▶ **Challenge**
Whenever a line contains the string "gmail", copy it out of the entries.

[Dataset items]
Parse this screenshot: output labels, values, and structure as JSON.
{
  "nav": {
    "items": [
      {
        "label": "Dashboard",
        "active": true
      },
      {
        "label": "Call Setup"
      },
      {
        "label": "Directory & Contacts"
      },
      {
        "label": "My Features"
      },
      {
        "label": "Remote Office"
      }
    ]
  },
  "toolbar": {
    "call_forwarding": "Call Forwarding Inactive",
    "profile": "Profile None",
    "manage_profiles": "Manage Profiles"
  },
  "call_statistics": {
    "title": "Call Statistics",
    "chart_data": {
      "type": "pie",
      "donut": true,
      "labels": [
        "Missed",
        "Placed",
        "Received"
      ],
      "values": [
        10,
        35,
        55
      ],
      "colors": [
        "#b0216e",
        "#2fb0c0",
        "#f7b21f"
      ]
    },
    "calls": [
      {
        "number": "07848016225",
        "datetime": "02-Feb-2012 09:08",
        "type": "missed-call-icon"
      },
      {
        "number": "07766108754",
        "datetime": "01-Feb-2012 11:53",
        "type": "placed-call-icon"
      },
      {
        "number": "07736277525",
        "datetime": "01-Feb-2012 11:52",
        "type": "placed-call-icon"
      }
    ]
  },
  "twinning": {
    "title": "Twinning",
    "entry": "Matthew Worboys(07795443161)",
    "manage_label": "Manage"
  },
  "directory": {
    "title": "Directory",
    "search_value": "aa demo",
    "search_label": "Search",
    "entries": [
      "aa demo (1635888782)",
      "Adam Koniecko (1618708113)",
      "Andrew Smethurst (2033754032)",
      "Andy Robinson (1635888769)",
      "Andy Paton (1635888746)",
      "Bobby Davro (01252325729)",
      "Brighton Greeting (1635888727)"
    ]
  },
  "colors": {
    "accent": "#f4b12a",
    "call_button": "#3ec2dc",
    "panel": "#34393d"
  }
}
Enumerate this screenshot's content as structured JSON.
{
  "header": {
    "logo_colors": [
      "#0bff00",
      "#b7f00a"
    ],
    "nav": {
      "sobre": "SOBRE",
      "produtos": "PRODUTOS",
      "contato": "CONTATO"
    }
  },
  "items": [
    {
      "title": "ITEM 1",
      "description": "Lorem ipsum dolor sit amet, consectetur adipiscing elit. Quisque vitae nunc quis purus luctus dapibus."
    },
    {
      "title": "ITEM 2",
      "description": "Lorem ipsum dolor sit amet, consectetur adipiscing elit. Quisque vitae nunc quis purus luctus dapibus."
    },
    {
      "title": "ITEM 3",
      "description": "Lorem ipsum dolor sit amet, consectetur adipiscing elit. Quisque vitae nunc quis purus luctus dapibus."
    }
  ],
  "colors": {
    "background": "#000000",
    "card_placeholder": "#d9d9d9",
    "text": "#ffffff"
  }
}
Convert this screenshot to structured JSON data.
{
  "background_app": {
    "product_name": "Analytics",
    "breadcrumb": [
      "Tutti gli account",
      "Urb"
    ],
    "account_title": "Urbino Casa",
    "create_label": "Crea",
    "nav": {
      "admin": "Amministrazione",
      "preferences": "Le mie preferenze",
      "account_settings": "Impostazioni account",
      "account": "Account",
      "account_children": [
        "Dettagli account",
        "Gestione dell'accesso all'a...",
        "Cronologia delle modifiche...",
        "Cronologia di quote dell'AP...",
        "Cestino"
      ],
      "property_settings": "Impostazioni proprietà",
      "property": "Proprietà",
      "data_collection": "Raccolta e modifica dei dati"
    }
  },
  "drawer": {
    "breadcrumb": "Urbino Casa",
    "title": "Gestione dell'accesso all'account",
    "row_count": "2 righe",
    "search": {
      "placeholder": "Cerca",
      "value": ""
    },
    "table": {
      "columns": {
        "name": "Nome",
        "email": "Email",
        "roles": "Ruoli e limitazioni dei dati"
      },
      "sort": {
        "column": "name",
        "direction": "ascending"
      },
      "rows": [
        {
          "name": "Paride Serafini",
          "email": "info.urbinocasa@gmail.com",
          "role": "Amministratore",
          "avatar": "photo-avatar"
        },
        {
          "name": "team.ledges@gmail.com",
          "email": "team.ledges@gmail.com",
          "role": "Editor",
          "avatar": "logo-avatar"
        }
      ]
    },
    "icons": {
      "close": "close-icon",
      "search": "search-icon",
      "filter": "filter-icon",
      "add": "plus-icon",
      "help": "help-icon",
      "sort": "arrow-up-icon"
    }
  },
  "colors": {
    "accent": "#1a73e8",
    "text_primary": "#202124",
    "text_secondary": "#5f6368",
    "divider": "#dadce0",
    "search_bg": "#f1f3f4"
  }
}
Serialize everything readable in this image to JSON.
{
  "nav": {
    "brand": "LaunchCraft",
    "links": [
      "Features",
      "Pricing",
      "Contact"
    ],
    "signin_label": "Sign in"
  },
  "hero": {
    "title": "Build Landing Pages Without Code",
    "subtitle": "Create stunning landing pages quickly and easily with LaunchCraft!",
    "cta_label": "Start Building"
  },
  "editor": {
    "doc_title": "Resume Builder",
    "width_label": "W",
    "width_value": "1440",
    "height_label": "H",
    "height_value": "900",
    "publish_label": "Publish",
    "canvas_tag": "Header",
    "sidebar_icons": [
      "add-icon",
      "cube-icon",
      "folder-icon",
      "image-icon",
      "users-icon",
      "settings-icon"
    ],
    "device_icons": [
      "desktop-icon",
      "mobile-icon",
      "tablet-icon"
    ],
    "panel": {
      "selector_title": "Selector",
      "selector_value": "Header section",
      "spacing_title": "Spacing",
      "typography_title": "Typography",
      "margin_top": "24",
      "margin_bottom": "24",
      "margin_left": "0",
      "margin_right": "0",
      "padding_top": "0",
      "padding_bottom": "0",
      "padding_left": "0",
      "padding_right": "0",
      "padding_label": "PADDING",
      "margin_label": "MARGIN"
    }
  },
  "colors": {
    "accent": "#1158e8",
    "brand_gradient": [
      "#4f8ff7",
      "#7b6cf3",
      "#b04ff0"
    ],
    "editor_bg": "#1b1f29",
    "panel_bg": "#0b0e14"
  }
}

▶ **Full solution**
          "email": "info.urbinocasa@gmail.com",
          "name": "team.ledges@gmail.com",
          "email": "team.ledges@gmail.com",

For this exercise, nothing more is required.